- [WHAT IS EXPECTED]:
Produce a verbatim transcription of the records below, beginning at the line containing "Convert this document image to plain text." and ending at the final line; include only those lines.

* * * * *

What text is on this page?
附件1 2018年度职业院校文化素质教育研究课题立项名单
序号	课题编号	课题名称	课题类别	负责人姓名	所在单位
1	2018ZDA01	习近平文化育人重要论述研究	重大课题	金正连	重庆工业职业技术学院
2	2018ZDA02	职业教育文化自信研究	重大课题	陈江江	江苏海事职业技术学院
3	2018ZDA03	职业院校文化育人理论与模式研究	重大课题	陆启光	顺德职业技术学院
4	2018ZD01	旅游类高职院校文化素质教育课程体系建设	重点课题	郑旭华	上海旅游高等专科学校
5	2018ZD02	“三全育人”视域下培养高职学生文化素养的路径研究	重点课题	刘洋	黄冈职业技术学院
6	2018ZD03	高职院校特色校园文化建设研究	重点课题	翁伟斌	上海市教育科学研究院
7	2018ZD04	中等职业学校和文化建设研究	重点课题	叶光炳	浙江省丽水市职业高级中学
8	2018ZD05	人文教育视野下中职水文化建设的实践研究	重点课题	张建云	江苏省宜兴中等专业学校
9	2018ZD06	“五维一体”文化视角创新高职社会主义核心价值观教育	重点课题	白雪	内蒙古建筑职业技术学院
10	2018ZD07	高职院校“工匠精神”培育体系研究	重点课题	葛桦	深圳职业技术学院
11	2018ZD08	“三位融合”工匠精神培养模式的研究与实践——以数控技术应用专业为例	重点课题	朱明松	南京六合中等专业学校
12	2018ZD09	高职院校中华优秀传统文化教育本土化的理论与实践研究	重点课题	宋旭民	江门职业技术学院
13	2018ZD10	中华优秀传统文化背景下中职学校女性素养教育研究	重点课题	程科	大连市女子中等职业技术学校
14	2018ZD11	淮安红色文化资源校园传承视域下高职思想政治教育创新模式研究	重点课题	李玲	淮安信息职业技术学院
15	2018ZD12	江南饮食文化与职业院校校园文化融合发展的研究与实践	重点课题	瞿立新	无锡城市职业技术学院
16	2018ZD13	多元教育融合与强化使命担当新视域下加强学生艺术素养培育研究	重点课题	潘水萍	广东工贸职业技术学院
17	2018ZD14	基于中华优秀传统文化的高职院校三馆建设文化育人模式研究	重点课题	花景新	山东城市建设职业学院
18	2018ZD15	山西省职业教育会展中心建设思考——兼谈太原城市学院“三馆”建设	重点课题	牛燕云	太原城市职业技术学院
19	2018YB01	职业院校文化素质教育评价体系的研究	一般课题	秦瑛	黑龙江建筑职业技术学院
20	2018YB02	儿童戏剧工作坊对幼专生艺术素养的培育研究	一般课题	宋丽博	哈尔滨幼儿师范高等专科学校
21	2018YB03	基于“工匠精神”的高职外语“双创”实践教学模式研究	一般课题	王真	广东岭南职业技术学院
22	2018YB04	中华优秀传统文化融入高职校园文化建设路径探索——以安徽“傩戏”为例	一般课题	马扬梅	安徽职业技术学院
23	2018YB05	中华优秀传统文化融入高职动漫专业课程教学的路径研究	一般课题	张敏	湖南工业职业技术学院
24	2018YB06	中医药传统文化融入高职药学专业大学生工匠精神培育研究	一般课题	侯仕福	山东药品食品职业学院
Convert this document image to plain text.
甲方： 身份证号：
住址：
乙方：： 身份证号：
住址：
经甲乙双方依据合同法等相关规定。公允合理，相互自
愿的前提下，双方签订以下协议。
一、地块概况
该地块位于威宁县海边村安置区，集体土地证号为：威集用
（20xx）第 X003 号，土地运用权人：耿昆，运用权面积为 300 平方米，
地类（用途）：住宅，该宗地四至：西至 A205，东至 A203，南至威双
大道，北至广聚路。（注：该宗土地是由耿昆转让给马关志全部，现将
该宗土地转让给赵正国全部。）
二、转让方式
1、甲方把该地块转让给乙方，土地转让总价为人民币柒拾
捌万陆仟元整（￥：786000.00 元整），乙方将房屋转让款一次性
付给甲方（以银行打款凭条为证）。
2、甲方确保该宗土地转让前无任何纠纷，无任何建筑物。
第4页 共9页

* * * * *

- [REPLY]:
Convert this document image to plain text.
甲方： 身份证号：
住址：
乙方：： 身份证号：
住址：
经甲乙双方依据合同法等相关规定。公允合理，相互自
愿的前提下，双方签订以下协议。
一、地块概况
该地块位于威宁县海边村安置区，集体土地证号为：威集用
（20xx）第 X003 号，土地运用权人：耿昆，运用权面积为 300 平方米，
地类（用途）：住宅，该宗地四至：西至 A205，东至 A203，南至威双
大道，北至广聚路。（注：该宗土地是由耿昆转让给马关志全部，现将
该宗土地转让给赵正国全部。）
二、转让方式
1、甲方把该地块转让给乙方，土地转让总价为人民币柒拾
捌万陆仟元整（￥：786000.00 元整），乙方将房屋转让款一次性
付给甲方（以银行打款凭条为证）。
2、甲方确保该宗土地转让前无任何纠纷，无任何建筑物。
第4页 共9页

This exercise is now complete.